=== Available records ===

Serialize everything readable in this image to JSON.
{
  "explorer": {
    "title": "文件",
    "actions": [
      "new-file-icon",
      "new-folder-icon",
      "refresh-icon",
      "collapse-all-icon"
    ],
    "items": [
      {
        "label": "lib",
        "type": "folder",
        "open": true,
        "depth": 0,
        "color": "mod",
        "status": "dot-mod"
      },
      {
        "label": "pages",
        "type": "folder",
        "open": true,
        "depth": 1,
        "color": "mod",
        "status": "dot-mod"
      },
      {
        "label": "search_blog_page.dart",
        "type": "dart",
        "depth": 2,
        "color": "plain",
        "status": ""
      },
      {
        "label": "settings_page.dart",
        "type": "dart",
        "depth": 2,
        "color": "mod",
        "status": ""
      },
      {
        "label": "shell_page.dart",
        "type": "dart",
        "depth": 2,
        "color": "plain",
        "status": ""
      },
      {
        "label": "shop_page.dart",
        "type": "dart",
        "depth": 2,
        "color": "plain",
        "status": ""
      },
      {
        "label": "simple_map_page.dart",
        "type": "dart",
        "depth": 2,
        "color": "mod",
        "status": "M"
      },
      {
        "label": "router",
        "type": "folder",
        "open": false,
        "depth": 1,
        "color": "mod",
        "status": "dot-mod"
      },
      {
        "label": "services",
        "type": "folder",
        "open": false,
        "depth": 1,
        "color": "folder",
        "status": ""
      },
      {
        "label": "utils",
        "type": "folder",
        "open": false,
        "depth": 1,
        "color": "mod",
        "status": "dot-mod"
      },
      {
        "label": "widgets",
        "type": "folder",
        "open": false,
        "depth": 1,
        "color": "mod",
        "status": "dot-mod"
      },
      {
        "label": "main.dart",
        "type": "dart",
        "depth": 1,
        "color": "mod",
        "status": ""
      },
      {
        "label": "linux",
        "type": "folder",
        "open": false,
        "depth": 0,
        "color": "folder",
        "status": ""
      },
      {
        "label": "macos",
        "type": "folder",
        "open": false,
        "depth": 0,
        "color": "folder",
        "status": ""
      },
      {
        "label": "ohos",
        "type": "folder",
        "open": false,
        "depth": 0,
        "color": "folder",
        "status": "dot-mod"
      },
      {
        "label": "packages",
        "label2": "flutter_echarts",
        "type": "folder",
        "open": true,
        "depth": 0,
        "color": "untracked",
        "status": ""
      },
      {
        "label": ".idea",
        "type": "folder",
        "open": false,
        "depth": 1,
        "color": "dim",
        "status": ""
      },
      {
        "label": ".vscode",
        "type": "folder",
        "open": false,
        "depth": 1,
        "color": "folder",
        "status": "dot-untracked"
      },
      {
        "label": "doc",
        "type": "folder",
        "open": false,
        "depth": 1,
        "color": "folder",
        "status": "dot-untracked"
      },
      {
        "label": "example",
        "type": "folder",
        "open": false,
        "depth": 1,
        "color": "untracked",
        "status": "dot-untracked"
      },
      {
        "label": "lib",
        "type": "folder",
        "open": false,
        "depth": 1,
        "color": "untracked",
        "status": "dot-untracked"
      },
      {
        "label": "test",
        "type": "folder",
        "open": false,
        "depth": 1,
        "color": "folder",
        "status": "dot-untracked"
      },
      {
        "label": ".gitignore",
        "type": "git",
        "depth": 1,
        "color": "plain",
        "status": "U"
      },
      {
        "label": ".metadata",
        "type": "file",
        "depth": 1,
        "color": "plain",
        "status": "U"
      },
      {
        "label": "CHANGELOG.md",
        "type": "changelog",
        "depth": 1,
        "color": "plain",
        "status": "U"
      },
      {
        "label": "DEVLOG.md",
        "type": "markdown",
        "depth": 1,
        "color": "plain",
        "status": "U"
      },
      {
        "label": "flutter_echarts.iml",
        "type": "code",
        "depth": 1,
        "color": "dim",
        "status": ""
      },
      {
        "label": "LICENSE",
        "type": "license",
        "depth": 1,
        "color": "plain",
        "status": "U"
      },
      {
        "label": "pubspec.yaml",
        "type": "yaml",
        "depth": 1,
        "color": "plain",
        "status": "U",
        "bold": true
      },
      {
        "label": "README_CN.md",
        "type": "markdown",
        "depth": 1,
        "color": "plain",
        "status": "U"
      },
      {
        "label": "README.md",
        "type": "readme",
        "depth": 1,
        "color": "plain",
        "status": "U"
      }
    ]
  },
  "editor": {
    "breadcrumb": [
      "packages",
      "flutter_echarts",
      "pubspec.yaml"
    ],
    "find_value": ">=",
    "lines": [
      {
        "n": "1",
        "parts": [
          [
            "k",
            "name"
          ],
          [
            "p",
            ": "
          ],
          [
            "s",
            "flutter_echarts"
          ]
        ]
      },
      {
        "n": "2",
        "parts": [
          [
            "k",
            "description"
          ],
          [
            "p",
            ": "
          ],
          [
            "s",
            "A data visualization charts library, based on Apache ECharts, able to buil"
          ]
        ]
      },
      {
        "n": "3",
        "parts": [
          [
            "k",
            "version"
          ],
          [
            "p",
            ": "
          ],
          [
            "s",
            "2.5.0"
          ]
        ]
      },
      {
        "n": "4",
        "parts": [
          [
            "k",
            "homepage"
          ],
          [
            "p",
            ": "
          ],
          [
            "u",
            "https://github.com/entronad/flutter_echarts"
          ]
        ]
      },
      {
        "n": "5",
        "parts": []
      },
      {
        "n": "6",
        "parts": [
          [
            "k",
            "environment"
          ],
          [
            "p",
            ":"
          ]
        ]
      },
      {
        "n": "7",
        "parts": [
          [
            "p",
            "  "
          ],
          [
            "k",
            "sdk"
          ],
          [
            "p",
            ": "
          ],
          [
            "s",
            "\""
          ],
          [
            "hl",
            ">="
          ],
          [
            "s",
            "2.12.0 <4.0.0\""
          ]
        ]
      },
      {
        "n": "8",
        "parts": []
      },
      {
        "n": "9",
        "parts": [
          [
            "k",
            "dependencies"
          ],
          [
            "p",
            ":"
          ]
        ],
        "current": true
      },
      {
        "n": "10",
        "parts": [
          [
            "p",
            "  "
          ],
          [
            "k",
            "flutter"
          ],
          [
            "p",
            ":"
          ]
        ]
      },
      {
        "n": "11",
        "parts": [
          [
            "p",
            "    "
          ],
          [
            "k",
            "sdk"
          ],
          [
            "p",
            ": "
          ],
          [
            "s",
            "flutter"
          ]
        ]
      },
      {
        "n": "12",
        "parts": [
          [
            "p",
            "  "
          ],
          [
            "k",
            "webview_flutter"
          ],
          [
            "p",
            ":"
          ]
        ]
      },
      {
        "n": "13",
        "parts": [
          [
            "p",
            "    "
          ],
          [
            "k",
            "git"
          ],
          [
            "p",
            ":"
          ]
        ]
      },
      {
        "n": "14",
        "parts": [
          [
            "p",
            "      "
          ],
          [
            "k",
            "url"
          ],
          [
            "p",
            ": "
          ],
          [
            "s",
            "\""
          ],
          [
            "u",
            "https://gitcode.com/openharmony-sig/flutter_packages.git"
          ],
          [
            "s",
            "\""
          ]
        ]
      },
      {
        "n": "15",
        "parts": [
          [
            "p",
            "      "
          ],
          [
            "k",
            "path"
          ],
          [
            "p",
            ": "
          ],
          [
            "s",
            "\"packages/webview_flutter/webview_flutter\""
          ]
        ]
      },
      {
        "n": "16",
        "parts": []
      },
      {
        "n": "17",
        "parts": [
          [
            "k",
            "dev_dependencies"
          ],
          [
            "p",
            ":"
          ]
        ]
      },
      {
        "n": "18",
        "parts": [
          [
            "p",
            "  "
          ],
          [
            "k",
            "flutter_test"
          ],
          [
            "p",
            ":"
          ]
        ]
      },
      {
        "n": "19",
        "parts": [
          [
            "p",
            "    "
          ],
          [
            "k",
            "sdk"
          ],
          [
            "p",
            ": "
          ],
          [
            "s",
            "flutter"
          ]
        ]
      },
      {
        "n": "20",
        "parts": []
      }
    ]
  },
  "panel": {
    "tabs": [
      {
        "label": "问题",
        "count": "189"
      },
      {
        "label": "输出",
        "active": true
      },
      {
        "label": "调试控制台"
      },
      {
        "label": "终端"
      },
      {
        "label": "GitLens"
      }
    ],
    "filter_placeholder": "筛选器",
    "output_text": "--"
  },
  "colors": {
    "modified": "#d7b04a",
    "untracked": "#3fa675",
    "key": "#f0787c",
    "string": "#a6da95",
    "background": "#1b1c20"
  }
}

===

▶ [Task]
Look through the entries and find each line that has the string "yaml". Copy those lines.

▶ [Finished exercise]
        "label": "pubspec.yaml",
        "type": "yaml",
      "pubspec.yaml"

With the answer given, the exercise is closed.